## begin

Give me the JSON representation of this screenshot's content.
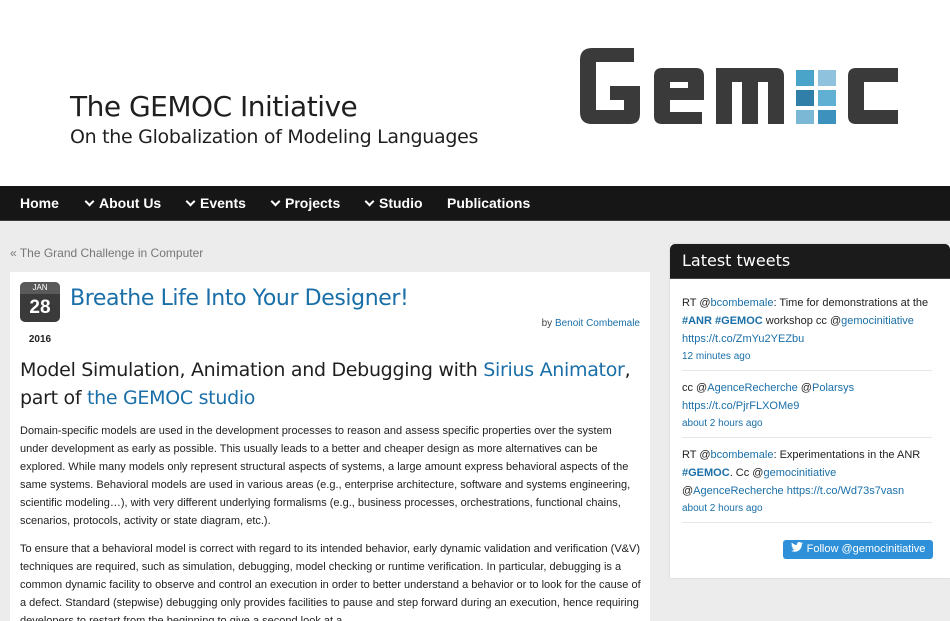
{
  "header": {
    "title": "The GEMOC Initiative",
    "subtitle": "On the Globalization of Modeling Languages",
    "logo_text": "GEMOC"
  },
  "nav": {
    "items": [
      {
        "label": "Home",
        "dropdown": false
      },
      {
        "label": "About Us",
        "dropdown": true
      },
      {
        "label": "Events",
        "dropdown": true
      },
      {
        "label": "Projects",
        "dropdown": true
      },
      {
        "label": "Studio",
        "dropdown": true
      },
      {
        "label": "Publications",
        "dropdown": false
      }
    ]
  },
  "breadcrumb": {
    "prev_arrow": "«",
    "prev_label": "The Grand Challenge in Computer"
  },
  "post": {
    "date": {
      "month": "JAN",
      "day": "28",
      "year": "2016"
    },
    "title": "Breathe Life Into Your Designer!",
    "by": "by",
    "author": "Benoit Combemale",
    "heading_pre": "Model Simulation, Animation and Debugging with ",
    "heading_link1": "Sirius Animator",
    "heading_mid": ", part of ",
    "heading_link2": "the GEMOC studio",
    "para1": "Domain-specific models are used in the development processes to reason and assess specific properties over the system under development as early as possible. This usually leads to a better and cheaper design as more alternatives can be explored. While many models only represent structural aspects of systems, a large amount express behavioral aspects of the same systems. Behavioral models are used in various areas (e.g., enterprise architecture, software and systems engineering, scientific modeling…), with very different underlying formalisms (e.g., business processes, orchestrations, functional chains, scenarios, protocols, activity or state diagram, etc.).",
    "para2": "To ensure that a behavioral model is correct with regard to its intended behavior, early dynamic validation and verification (V&V) techniques are required, such as simulation, debugging, model checking or runtime verification. In particular, debugging is a common dynamic facility to observe and control an execution in order to better understand a behavior or to look for the cause of a defect. Standard (stepwise) debugging only provides facilities to pause and step forward during an execution, hence requiring developers to restart from the beginning to give a second look at a"
  },
  "sidebar": {
    "title": "Latest tweets",
    "tweets": [
      {
        "rt": "RT @",
        "user": "bcombemale",
        "text1": ": Time for demonstrations at the ",
        "tag1": "#ANR",
        "sp1": " ",
        "tag2": "#GEMOC",
        "text2": " workshop cc @",
        "user2": "gemocinitiative",
        "sp2": " ",
        "link": "https://t.co/ZmYu2YEZbu",
        "time": "12 minutes ago"
      },
      {
        "pre": "cc @",
        "user": "AgenceRecherche",
        "mid": " @",
        "user2": "Polarsys",
        "link": "https://t.co/PjrFLXOMe9",
        "time": "about 2 hours ago"
      },
      {
        "rt": "RT @",
        "user": "bcombemale",
        "text1": ": Experimentations in the ANR ",
        "tag1": "#GEMOC",
        "text2": ". Cc @",
        "user2": "gemocinitiative",
        "text3": " @",
        "user3": "AgenceRecherche",
        "sp": " ",
        "link": "https://t.co/Wd73s7vasn",
        "time": "about 2 hours ago"
      }
    ],
    "follow_label": "Follow @gemocinitiative"
  },
  "colors": {
    "link": "#1a6fa8",
    "nav_bg": "#161616",
    "logo_dark": "#3a3a3a",
    "logo_accent": "#4aa3c9",
    "follow_btn": "#2e90d8"
  }
}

## end

▸ THE TASK: Write out the whole listing again, exactly, with no pictures.

▸ RESULT FOR THIS TASK:
Give me the JSON representation of this screenshot's content.
{
  "header": {
    "title": "The GEMOC Initiative",
    "subtitle": "On the Globalization of Modeling Languages",
    "logo_text": "GEMOC"
  },
  "nav": {
    "items": [
      {
        "label": "Home",
        "dropdown": false
      },
      {
        "label": "About Us",
        "dropdown": true
      },
      {
        "label": "Events",
        "dropdown": true
      },
      {
        "label": "Projects",
        "dropdown": true
      },
      {
        "label": "Studio",
        "dropdown": true
      },
      {
        "label": "Publications",
        "dropdown": false
      }
    ]
  },
  "breadcrumb": {
    "prev_arrow": "«",
    "prev_label": "The Grand Challenge in Computer"
  },
  "post": {
    "date": {
      "month": "JAN",
      "day": "28",
      "year": "2016"
    },
    "title": "Breathe Life Into Your Designer!",
    "by": "by",
    "author": "Benoit Combemale",
    "heading_pre": "Model Simulation, Animation and Debugging with ",
    "heading_link1": "Sirius Animator",
    "heading_mid": ", part of ",
    "heading_link2": "the GEMOC studio",
    "para1": "Domain-specific models are used in the development processes to reason and assess specific properties over the system under development as early as possible. This usually leads to a better and cheaper design as more alternatives can be explored. While many models only represent structural aspects of systems, a large amount express behavioral aspects of the same systems. Behavioral models are used in various areas (e.g., enterprise architecture, software and systems engineering, scientific modeling…), with very different underlying formalisms (e.g., business processes, orchestrations, functional chains, scenarios, protocols, activity or state diagram, etc.).",
    "para2": "To ensure that a behavioral model is correct with regard to its intended behavior, early dynamic validation and verification (V&V) techniques are required, such as simulation, debugging, model checking or runtime verification. In particular, debugging is a common dynamic facility to observe and control an execution in order to better understand a behavior or to look for the cause of a defect. Standard (stepwise) debugging only provides facilities to pause and step forward during an execution, hence requiring developers to restart from the beginning to give a second look at a"
  },
  "sidebar": {
    "title": "Latest tweets",
    "tweets": [
      {
        "rt": "RT @",
        "user": "bcombemale",
        "text1": ": Time for demonstrations at the ",
        "tag1": "#ANR",
        "sp1": " ",
        "tag2": "#GEMOC",
        "text2": " workshop cc @",
        "user2": "gemocinitiative",
        "sp2": " ",
        "link": "https://t.co/ZmYu2YEZbu",
        "time": "12 minutes ago"
      },
      {
        "pre": "cc @",
        "user": "AgenceRecherche",
        "mid": " @",
        "user2": "Polarsys",
        "link": "https://t.co/PjrFLXOMe9",
        "time": "about 2 hours ago"
      },
      {
        "rt": "RT @",
        "user": "bcombemale",
        "text1": ": Experimentations in the ANR ",
        "tag1": "#GEMOC",
        "text2": ". Cc @",
        "user2": "gemocinitiative",
        "text3": " @",
        "user3": "AgenceRecherche",
        "sp": " ",
        "link": "https://t.co/Wd73s7vasn",
        "time": "about 2 hours ago"
      }
    ],
    "follow_label": "Follow @gemocinitiative"
  },
  "colors": {
    "link": "#1a6fa8",
    "nav_bg": "#161616",
    "logo_dark": "#3a3a3a",
    "logo_accent": "#4aa3c9",
    "follow_btn": "#2e90d8"
  }
}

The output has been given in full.